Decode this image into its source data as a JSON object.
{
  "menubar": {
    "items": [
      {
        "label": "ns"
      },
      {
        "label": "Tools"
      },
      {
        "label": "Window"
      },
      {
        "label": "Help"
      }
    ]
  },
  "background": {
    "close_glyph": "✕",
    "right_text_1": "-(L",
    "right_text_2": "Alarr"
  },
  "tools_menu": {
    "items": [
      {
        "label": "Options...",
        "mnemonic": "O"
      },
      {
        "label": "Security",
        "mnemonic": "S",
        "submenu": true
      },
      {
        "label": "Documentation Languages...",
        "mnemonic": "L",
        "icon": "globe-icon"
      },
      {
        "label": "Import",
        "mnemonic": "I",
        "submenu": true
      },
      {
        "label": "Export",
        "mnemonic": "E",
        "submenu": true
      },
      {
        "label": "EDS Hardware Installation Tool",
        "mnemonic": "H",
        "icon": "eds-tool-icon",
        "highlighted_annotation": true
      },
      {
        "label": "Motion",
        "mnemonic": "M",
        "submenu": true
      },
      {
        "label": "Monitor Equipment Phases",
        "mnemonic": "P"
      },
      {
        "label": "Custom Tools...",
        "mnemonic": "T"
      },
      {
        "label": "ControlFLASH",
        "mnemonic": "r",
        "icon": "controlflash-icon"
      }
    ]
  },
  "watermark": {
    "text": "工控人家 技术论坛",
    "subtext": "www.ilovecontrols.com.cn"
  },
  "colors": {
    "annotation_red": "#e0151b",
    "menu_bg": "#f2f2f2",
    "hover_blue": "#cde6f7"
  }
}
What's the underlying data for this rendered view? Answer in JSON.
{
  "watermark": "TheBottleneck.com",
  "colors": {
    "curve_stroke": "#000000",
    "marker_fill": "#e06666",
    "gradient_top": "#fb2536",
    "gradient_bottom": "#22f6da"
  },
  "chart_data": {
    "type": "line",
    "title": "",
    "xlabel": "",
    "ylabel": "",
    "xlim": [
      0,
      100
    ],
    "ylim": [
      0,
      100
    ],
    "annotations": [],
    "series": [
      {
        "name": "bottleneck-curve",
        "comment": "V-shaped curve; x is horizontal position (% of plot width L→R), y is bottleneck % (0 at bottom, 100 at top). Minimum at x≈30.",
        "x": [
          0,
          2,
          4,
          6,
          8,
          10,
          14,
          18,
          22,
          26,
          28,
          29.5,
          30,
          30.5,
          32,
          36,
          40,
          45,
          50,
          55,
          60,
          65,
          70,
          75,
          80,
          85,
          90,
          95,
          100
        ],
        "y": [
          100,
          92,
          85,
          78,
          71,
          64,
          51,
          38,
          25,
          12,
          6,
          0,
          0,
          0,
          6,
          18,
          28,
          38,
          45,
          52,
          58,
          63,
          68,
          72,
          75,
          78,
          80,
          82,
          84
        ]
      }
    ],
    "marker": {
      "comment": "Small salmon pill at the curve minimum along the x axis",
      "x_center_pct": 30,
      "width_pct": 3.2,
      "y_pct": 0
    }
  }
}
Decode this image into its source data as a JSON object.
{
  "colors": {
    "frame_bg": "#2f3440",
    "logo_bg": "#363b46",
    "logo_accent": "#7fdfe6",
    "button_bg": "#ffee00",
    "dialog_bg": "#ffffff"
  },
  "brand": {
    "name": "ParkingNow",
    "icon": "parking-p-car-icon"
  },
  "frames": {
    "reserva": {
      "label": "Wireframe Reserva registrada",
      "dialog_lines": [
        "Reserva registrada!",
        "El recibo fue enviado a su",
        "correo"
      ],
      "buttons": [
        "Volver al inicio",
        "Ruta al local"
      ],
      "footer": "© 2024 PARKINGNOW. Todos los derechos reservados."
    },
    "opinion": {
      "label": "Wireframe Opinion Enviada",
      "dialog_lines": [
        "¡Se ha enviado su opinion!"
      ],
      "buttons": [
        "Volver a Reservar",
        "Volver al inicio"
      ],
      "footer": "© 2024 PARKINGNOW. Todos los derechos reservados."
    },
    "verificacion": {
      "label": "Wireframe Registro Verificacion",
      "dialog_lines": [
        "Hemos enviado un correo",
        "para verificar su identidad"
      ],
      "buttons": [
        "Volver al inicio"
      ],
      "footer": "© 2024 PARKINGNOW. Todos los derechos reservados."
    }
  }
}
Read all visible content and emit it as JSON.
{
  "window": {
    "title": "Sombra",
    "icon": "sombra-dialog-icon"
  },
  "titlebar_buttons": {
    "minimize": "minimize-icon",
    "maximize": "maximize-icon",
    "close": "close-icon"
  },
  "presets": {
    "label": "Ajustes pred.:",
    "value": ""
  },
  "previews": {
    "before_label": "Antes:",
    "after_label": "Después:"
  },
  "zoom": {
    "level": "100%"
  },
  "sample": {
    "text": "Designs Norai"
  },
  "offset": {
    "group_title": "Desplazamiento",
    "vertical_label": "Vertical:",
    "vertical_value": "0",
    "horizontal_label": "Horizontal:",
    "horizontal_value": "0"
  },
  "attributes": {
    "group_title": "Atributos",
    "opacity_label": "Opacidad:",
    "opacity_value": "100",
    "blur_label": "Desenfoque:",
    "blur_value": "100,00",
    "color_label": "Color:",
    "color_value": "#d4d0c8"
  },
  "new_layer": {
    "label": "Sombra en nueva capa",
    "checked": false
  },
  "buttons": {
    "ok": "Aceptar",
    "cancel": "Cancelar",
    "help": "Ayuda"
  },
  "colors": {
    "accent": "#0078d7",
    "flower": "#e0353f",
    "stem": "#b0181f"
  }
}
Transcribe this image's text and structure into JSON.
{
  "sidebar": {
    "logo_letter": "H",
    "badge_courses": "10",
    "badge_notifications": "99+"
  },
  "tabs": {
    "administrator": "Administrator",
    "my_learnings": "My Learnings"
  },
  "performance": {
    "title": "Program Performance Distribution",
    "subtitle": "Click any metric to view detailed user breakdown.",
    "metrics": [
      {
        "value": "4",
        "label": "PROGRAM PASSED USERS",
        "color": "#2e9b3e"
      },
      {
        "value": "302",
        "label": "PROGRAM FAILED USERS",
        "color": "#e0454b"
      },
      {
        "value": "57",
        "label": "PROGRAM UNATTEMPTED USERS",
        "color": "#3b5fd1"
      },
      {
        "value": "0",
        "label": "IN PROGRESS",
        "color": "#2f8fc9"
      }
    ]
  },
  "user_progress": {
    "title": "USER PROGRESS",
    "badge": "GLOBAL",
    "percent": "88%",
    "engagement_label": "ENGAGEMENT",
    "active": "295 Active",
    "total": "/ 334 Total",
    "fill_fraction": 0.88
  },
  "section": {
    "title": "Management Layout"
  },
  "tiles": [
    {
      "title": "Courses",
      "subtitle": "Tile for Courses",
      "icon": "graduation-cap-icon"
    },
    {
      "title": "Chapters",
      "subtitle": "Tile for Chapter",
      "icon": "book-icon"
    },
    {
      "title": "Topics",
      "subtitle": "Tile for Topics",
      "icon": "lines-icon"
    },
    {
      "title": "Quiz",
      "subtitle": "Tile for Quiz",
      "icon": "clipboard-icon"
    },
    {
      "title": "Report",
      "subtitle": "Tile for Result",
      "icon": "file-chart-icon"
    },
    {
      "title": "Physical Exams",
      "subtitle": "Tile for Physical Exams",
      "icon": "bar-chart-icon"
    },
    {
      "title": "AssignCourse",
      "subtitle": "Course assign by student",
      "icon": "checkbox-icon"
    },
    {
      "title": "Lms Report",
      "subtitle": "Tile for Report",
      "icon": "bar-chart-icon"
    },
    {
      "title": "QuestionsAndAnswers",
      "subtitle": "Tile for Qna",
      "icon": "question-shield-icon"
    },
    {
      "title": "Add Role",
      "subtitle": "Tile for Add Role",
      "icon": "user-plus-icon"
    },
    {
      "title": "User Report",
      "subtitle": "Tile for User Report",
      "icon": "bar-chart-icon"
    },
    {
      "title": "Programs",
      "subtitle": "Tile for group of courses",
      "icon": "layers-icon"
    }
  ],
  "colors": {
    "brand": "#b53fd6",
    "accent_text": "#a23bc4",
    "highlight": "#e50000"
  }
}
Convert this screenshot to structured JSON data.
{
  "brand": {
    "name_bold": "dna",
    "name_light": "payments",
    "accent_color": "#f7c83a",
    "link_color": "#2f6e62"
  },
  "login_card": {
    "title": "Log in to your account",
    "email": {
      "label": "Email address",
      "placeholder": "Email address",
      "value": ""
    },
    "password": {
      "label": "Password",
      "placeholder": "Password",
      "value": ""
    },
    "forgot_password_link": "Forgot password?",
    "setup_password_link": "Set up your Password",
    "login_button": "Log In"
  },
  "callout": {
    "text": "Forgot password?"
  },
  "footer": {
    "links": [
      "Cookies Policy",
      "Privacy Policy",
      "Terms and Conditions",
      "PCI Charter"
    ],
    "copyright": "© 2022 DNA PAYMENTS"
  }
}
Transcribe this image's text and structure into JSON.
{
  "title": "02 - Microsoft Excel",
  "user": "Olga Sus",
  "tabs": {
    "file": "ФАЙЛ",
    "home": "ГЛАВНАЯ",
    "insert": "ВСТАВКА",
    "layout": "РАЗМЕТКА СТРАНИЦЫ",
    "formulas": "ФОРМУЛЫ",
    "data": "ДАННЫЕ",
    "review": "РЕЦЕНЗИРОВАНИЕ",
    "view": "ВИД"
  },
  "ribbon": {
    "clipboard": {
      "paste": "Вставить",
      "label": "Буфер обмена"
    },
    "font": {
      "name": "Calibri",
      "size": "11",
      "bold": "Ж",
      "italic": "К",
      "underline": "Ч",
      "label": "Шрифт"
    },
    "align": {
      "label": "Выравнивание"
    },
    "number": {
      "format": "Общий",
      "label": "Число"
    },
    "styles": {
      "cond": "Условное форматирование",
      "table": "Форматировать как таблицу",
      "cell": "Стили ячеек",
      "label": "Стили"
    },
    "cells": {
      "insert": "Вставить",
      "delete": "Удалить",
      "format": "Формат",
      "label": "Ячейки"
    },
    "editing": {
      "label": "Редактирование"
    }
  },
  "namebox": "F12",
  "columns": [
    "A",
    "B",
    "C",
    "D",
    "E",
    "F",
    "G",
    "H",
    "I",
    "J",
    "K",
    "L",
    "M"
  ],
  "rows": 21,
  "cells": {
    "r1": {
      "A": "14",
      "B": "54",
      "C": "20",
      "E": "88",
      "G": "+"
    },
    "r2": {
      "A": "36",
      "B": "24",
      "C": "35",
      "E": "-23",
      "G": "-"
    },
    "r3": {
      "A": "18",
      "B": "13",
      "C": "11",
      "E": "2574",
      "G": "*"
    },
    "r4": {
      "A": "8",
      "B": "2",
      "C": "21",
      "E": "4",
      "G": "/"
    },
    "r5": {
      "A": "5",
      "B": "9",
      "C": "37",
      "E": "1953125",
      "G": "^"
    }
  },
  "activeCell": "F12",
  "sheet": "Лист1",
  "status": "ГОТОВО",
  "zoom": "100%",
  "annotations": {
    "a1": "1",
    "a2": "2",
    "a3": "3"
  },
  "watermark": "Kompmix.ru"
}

Your goal | Take every line containing the word "USERS" and copy it.

Complete answer |
        "label": "PROGRAM PASSED USERS",
        "label": "PROGRAM FAILED USERS",
        "label": "PROGRAM UNATTEMPTED USERS",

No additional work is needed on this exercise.